***** Given data *****

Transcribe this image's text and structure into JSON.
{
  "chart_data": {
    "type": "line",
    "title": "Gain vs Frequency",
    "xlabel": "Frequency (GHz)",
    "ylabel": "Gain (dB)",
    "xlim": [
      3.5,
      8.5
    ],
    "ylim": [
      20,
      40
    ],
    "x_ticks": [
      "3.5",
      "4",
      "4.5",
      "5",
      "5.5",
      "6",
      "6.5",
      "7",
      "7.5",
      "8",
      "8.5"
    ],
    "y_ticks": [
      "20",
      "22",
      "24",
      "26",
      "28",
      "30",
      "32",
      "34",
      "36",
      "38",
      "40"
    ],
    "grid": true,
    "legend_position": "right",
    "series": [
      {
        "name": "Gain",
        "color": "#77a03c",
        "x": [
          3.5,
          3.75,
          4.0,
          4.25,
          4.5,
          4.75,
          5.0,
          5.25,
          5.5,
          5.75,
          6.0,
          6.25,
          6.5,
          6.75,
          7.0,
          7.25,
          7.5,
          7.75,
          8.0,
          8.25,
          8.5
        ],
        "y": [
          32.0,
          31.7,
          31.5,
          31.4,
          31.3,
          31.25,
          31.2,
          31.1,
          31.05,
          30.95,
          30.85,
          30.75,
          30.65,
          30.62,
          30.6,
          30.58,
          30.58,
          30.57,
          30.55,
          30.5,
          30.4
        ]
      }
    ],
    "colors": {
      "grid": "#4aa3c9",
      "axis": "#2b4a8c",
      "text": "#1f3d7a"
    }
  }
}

*****
***** Given data *****

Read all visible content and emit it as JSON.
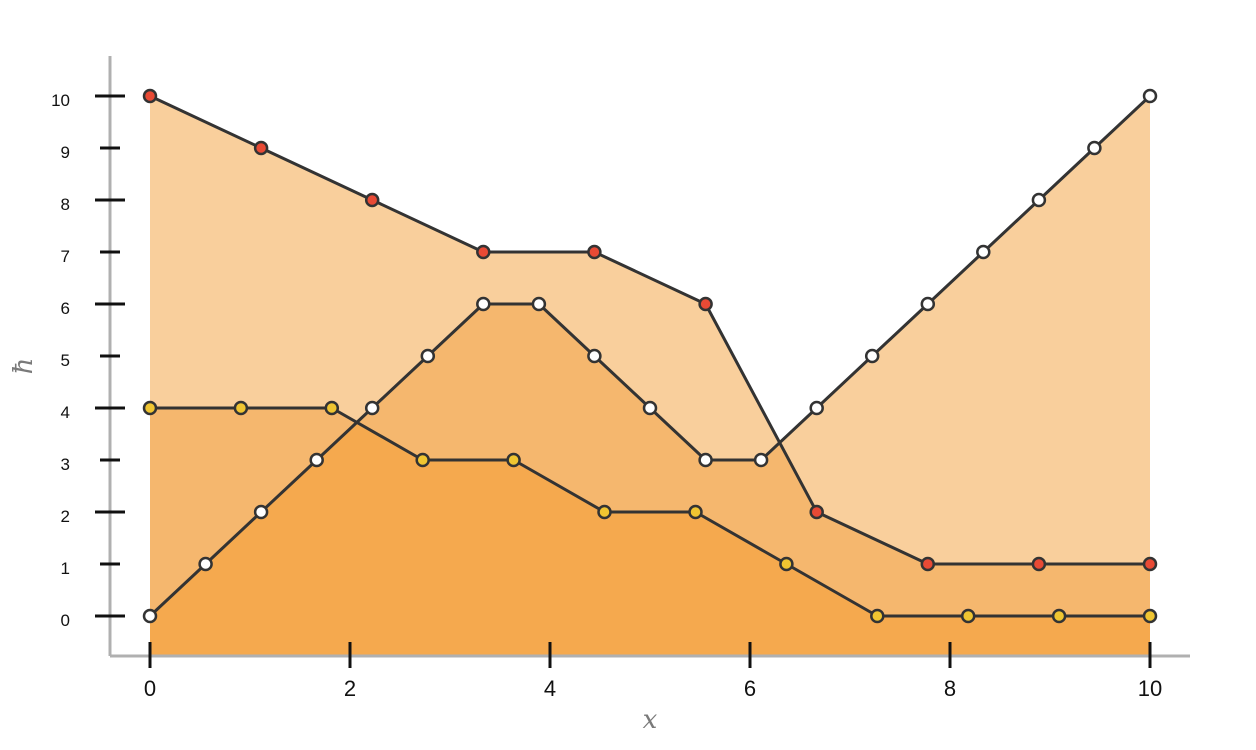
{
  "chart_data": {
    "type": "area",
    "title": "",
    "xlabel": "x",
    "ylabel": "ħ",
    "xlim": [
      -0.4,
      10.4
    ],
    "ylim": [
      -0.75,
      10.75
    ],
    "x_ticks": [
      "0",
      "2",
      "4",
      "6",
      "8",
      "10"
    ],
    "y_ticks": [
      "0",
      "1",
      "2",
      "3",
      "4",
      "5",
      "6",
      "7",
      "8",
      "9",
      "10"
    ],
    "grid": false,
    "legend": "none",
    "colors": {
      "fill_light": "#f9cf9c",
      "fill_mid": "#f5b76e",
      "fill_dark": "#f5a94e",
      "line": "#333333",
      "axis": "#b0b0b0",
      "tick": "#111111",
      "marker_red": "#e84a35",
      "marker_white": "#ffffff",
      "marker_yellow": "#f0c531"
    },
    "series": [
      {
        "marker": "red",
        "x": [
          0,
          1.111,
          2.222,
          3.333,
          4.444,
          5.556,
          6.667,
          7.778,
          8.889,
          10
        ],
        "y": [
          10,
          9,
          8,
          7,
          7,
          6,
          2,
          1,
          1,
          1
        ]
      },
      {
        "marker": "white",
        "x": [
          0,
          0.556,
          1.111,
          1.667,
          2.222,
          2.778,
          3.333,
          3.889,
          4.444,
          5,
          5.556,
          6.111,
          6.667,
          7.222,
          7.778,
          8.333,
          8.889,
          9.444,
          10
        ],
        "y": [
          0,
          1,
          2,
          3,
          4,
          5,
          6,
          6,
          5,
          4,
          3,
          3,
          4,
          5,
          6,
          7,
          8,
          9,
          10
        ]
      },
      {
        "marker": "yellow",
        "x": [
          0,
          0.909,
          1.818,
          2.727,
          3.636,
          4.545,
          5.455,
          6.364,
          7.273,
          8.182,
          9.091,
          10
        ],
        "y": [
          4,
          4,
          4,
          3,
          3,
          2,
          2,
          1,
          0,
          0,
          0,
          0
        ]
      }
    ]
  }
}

*****
***** Given data *****

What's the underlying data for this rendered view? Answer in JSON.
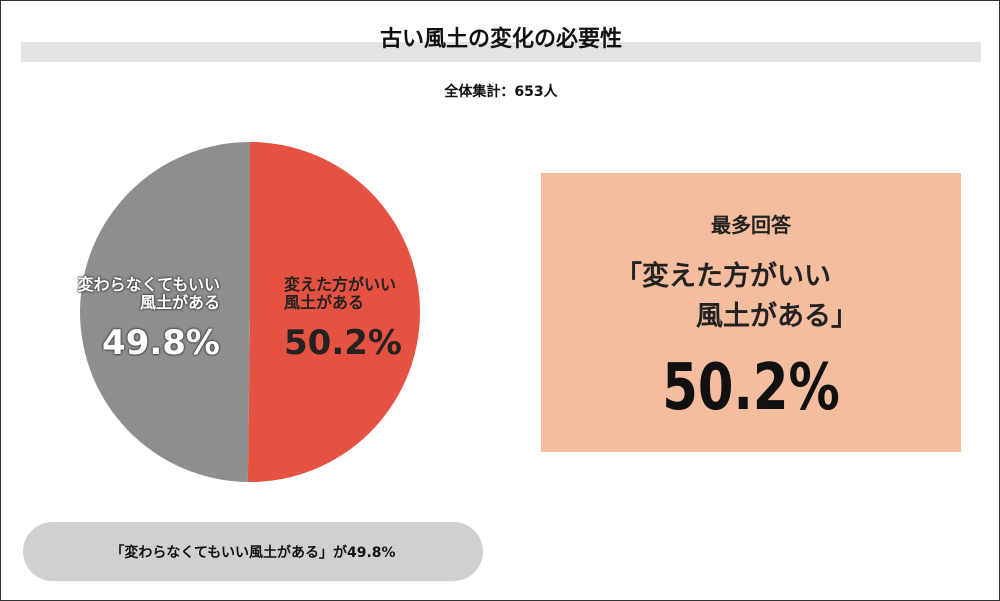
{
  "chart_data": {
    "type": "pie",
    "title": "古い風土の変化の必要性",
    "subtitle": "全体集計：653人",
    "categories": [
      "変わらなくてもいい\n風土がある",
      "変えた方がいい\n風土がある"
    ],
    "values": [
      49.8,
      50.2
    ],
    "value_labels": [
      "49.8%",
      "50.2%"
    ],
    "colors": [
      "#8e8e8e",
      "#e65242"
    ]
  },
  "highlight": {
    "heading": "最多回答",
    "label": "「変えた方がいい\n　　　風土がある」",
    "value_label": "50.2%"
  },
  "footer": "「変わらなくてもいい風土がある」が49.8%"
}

*****

=== Work to be completed ===
Each line of the data that includes the word "変えた方がいい" counts once; report the total and nothing more.

=== The solution ===
2